# Directions
Return the items verbatim, from the line with "I need the location" up to and including the line with "For every button, label, text, icon, or".
--- Start of Records for this task ---
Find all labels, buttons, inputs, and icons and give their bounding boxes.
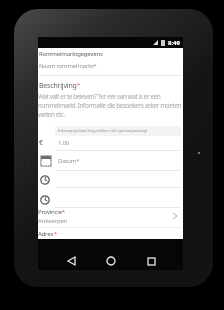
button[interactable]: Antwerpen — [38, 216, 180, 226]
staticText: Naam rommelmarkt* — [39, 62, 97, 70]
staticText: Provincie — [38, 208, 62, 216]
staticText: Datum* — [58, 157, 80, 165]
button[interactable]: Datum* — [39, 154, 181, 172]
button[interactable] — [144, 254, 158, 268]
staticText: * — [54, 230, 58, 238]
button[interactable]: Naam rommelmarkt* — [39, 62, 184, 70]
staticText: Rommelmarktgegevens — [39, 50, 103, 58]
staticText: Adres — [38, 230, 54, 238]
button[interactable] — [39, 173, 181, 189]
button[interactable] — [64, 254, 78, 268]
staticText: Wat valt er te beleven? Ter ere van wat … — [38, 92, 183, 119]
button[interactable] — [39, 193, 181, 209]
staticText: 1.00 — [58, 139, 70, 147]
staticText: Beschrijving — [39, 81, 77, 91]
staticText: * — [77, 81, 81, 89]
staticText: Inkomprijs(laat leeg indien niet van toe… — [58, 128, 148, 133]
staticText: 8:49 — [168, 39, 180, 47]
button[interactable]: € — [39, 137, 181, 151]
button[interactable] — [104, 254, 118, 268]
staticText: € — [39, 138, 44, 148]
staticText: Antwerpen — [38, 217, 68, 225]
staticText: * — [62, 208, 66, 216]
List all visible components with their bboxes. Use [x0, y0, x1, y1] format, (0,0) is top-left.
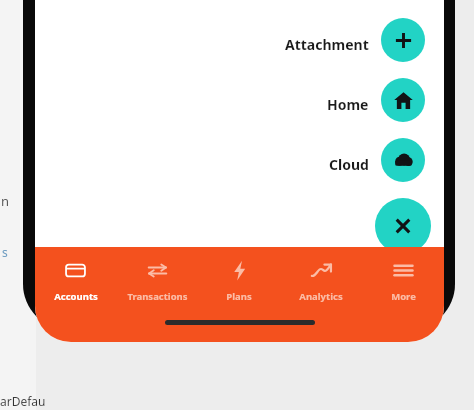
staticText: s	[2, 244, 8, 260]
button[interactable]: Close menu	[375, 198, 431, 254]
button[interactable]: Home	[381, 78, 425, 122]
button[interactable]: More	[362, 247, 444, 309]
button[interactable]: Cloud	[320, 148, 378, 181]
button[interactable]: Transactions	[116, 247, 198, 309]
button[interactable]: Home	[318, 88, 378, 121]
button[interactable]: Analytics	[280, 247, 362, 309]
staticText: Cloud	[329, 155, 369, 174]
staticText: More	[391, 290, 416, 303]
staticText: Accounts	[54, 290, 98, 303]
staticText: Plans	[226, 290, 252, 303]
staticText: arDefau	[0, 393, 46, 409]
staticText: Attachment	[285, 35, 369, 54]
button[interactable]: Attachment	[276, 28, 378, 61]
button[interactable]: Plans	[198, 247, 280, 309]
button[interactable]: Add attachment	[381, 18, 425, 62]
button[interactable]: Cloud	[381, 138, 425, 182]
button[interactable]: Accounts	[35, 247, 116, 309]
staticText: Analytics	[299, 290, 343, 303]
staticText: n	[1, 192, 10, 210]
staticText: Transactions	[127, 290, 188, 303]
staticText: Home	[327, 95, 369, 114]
--- End of Records for this task ---
--- Start of Records for this task ---
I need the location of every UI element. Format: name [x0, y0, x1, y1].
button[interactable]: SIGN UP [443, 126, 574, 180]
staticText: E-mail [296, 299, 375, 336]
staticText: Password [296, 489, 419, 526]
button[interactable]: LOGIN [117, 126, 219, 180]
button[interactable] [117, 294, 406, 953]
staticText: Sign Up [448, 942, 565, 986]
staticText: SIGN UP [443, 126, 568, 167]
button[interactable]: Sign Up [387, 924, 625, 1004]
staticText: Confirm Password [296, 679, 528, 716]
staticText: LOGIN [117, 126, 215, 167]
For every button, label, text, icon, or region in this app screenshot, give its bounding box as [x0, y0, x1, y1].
--- End of Records for this task ---
--- Start of Records for this task ---
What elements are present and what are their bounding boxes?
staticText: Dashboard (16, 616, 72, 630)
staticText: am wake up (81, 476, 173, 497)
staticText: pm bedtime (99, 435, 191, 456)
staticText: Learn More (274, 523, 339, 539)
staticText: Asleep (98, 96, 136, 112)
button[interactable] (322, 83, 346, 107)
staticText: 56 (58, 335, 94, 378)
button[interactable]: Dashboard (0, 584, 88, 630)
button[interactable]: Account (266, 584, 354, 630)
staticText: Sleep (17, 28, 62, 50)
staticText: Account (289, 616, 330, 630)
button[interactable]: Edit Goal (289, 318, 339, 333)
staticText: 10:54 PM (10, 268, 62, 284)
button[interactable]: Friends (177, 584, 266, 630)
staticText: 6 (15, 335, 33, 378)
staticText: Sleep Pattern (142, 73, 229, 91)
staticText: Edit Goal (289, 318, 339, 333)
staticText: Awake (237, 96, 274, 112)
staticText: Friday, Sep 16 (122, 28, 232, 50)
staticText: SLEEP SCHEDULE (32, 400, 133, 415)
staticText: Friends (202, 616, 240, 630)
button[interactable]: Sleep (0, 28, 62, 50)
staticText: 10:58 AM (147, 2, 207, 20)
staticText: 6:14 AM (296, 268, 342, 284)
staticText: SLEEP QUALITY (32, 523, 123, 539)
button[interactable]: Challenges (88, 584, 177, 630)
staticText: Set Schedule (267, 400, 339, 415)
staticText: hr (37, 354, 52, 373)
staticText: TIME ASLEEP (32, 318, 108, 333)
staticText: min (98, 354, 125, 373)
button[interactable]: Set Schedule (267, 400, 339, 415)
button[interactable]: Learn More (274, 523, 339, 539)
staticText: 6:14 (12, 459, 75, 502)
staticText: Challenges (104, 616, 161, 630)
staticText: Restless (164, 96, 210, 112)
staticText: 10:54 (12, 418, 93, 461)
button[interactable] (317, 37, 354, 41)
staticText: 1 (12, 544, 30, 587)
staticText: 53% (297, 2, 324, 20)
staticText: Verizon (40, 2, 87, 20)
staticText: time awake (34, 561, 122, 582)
--- End of Records for this task ---
# Answer below
I need the location of every UI element. Format: name [x0, y0, x1, y1].
button[interactable]: SIGN UP [443, 126, 574, 180]
staticText: E-mail [296, 299, 375, 336]
staticText: Password [296, 489, 419, 526]
button[interactable]: LOGIN [117, 126, 219, 180]
button[interactable] [117, 294, 406, 953]
staticText: Sign Up [448, 942, 565, 986]
staticText: SIGN UP [443, 126, 568, 167]
button[interactable]: Sign Up [387, 924, 625, 1004]
staticText: Confirm Password [296, 679, 528, 716]
staticText: LOGIN [117, 126, 215, 167]
For every button, label, text, icon, or region in this app screenshot, give its bounding box as [x0, y0, x1, y1].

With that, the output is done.